The task
Filter the entries and keep only the lines where the string "Спросить" appears.

Information supplied
┌──
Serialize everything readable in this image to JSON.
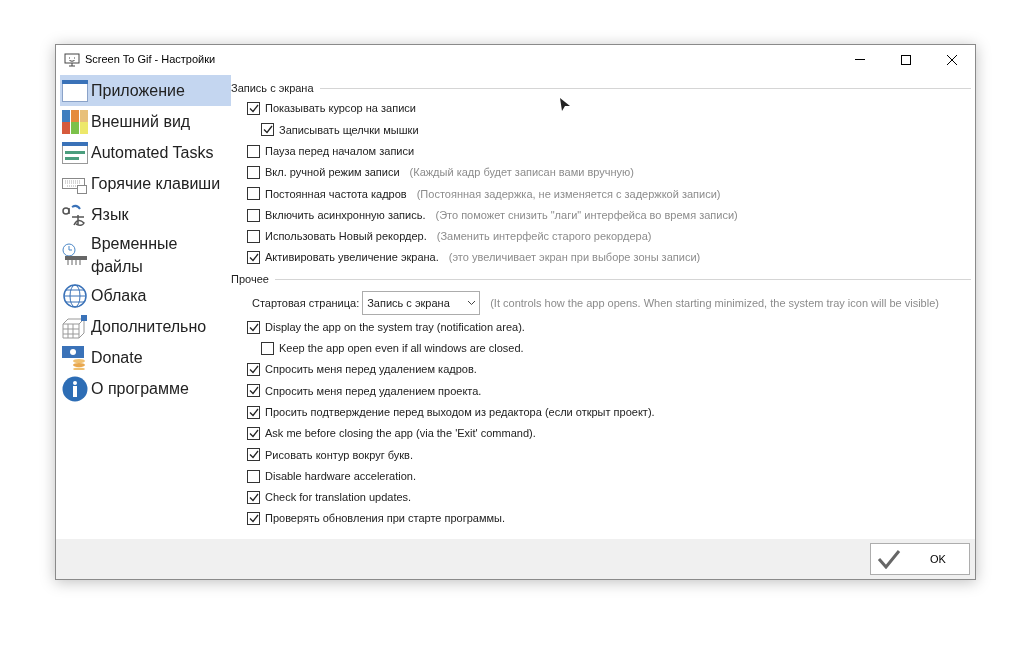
{
  "window": {
    "title": "Screen To Gif - Настройки"
  },
  "sidebar": {
    "items": [
      {
        "label": "Приложение",
        "selected": true
      },
      {
        "label": "Внешний вид",
        "selected": false
      },
      {
        "label": "Automated Tasks",
        "selected": false
      },
      {
        "label": "Горячие клавиши",
        "selected": false
      },
      {
        "label": "Язык",
        "selected": false
      },
      {
        "label": "Временные файлы",
        "selected": false
      },
      {
        "label": "Облака",
        "selected": false
      },
      {
        "label": "Дополнительно",
        "selected": false
      },
      {
        "label": "Donate",
        "selected": false
      },
      {
        "label": "О программе",
        "selected": false
      }
    ]
  },
  "sections": [
    {
      "title": "Запись с экрана",
      "options": [
        {
          "kind": "checkbox",
          "label": "Показывать курсор на записи",
          "checked": true,
          "children": [
            {
              "kind": "checkbox",
              "label": "Записывать щелчки мышки",
              "checked": true
            }
          ]
        },
        {
          "kind": "checkbox",
          "label": "Пауза перед началом записи",
          "checked": false
        },
        {
          "kind": "checkbox",
          "label": "Вкл. ручной режим записи",
          "note": "(Каждый кадр будет записан вами вручную)",
          "checked": false
        },
        {
          "kind": "checkbox",
          "label": "Постоянная частота кадров",
          "note": "(Постоянная задержка, не изменяется с задержкой записи)",
          "checked": false
        },
        {
          "kind": "checkbox",
          "label": "Включить асинхронную запись.",
          "note": "(Это поможет снизить \"лаги\" интерфейса во время записи)",
          "checked": false
        },
        {
          "kind": "checkbox",
          "label": "Использовать Новый рекордер.",
          "note": "(Заменить интерфейс старого рекордера)",
          "checked": false
        },
        {
          "kind": "checkbox",
          "label": "Активировать увеличение экрана.",
          "note": "(это увеличивает экран при выборе зоны записи)",
          "checked": true
        }
      ]
    },
    {
      "title": "Прочее",
      "options": [
        {
          "kind": "select",
          "label": "Стартовая страница:",
          "value": "Запись с экрана",
          "note": "(It controls how the app opens. When starting minimized, the system tray icon will be visible)"
        },
        {
          "kind": "checkbox",
          "label": "Display the app on the system tray (notification area).",
          "checked": true,
          "children": [
            {
              "kind": "checkbox",
              "label": "Keep the app open even if all windows are closed.",
              "checked": false
            }
          ]
        },
        {
          "kind": "checkbox",
          "label": "Спросить меня перед удалением кадров.",
          "checked": true
        },
        {
          "kind": "checkbox",
          "label": "Спросить меня перед удалением проекта.",
          "checked": true
        },
        {
          "kind": "checkbox",
          "label": "Просить подтверждение перед выходом из редактора (если открыт проект).",
          "checked": true
        },
        {
          "kind": "checkbox",
          "label": "Ask me before closing the app (via the 'Exit' command).",
          "checked": true
        },
        {
          "kind": "checkbox",
          "label": "Рисовать контур вокруг букв.",
          "checked": true
        },
        {
          "kind": "checkbox",
          "label": "Disable hardware acceleration.",
          "checked": false
        },
        {
          "kind": "checkbox",
          "label": "Check for translation updates.",
          "checked": true
        },
        {
          "kind": "checkbox",
          "label": "Проверять обновления при старте программы.",
          "checked": true
        }
      ]
    }
  ],
  "footer": {
    "ok_button": "OK"
  }
}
└──
Full output
          "label": "Спросить меня перед удалением кадров.",
          "label": "Спросить меня перед удалением проекта.",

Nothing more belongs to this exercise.